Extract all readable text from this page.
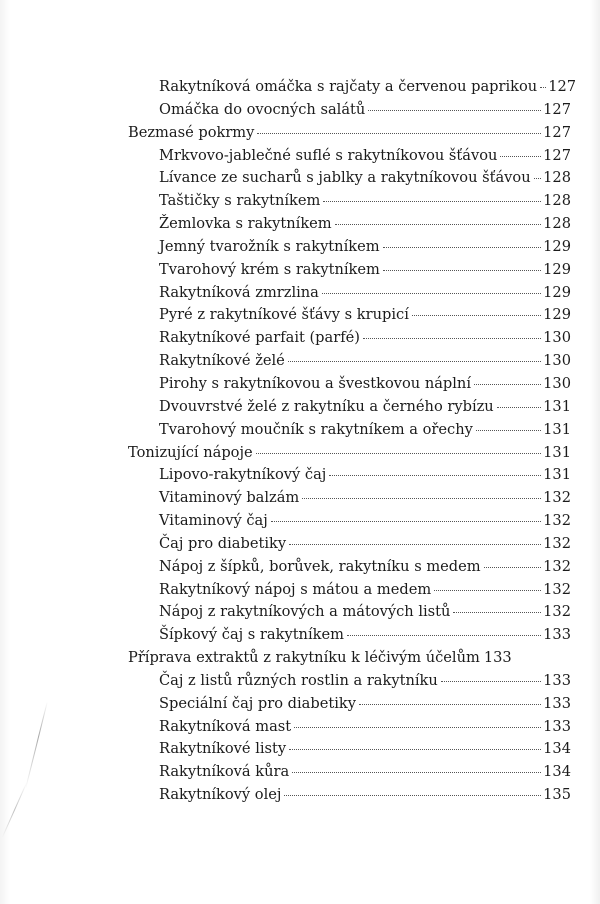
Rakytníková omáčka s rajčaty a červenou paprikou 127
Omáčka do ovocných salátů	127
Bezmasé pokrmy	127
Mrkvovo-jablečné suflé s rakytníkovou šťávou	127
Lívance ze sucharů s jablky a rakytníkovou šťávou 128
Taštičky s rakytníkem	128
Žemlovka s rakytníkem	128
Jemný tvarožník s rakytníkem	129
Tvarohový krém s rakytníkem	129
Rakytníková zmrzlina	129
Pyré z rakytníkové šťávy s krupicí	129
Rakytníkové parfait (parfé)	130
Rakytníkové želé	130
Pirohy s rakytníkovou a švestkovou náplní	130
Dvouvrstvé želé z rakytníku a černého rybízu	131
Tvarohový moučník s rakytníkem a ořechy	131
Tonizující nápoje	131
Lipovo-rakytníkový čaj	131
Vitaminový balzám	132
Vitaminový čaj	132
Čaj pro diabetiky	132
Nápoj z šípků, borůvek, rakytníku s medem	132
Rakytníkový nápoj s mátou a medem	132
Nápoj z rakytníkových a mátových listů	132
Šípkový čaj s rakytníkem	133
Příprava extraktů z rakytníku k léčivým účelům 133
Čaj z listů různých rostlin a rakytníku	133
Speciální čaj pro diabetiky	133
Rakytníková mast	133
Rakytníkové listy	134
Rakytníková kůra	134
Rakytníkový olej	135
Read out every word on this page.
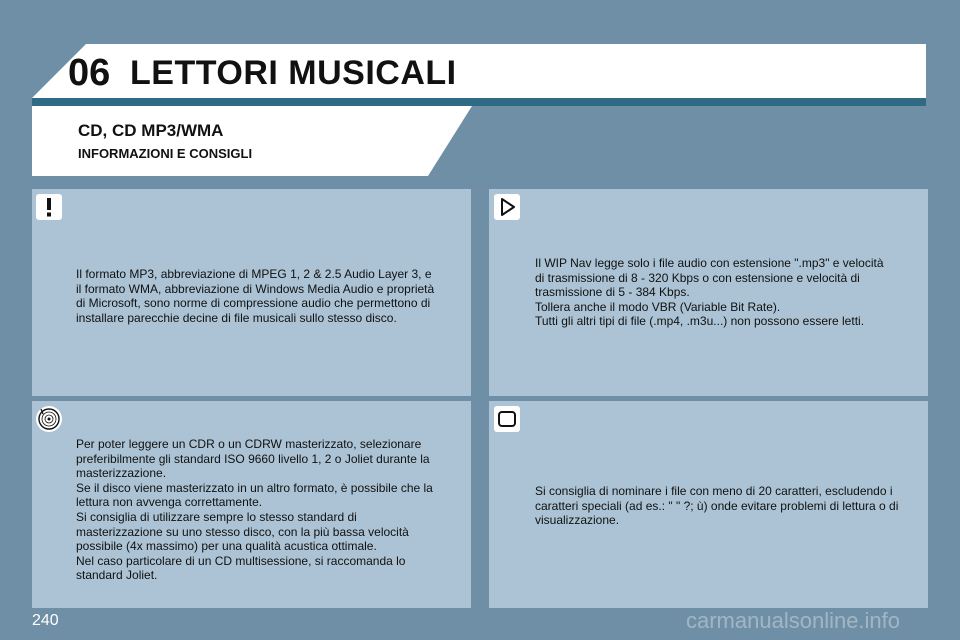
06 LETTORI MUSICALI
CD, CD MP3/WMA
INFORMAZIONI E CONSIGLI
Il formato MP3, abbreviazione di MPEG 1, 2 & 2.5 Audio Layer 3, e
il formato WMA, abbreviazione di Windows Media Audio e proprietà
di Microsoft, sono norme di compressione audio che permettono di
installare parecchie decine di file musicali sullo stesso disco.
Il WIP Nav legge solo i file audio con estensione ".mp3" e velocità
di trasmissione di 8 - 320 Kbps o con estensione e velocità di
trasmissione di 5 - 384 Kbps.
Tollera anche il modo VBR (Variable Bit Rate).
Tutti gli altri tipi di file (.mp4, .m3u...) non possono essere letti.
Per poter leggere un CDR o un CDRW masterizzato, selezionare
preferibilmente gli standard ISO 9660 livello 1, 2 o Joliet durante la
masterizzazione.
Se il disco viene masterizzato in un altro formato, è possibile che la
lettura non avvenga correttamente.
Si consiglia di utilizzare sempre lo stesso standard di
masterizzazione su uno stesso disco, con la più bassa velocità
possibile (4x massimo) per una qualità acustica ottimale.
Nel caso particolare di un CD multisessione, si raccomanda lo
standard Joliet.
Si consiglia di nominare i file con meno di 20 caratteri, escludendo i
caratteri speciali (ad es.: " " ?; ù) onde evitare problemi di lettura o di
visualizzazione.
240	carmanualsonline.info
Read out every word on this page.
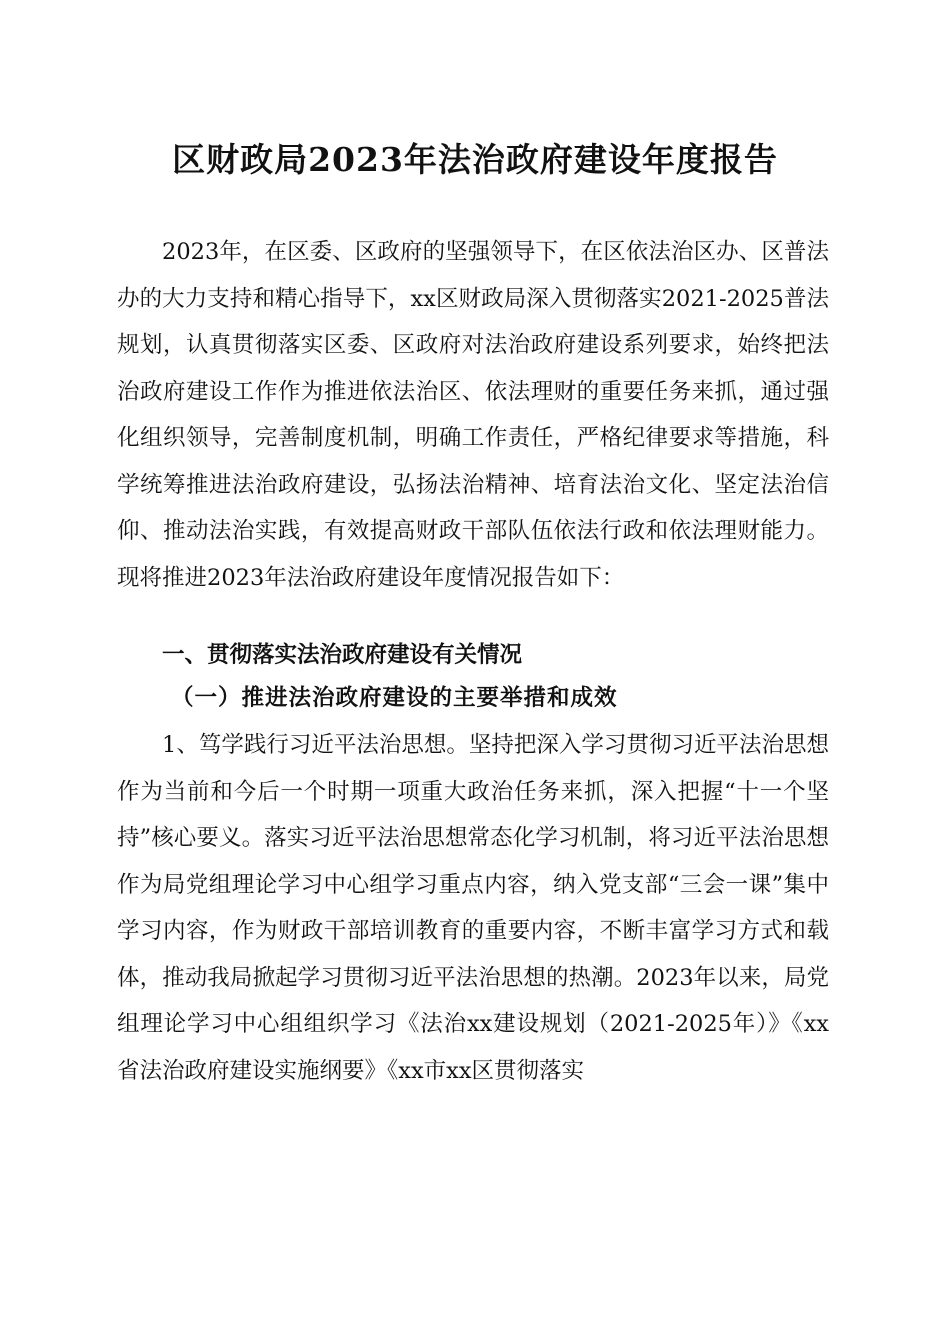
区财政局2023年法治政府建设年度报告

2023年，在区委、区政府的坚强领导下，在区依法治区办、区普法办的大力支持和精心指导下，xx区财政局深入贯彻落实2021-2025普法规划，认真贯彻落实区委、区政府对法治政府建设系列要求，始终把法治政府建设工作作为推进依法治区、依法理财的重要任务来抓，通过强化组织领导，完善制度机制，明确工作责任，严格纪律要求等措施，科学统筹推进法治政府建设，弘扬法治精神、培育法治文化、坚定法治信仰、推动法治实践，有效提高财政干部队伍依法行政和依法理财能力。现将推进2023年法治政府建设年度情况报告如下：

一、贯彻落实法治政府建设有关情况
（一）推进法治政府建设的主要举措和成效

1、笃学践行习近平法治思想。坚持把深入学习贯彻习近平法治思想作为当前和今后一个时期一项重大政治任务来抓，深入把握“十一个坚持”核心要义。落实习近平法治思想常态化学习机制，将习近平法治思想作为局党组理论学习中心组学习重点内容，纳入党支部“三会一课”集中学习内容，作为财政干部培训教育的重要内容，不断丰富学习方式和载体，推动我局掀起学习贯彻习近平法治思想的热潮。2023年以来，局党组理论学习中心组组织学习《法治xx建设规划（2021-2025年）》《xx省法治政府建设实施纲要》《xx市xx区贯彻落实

▶ **Objective**
Look through the material above and pick out each line holding the word "rakytníkem".

▶ **Exercise answer**
Taštičky s rakytníkem	128
Žemlovka s rakytníkem	128
Jemný tvarožník s rakytníkem	129
Tvarohový krém s rakytníkem	129
Tvarohový moučník s rakytníkem a ořechy	131
Šípkový čaj s rakytníkem	133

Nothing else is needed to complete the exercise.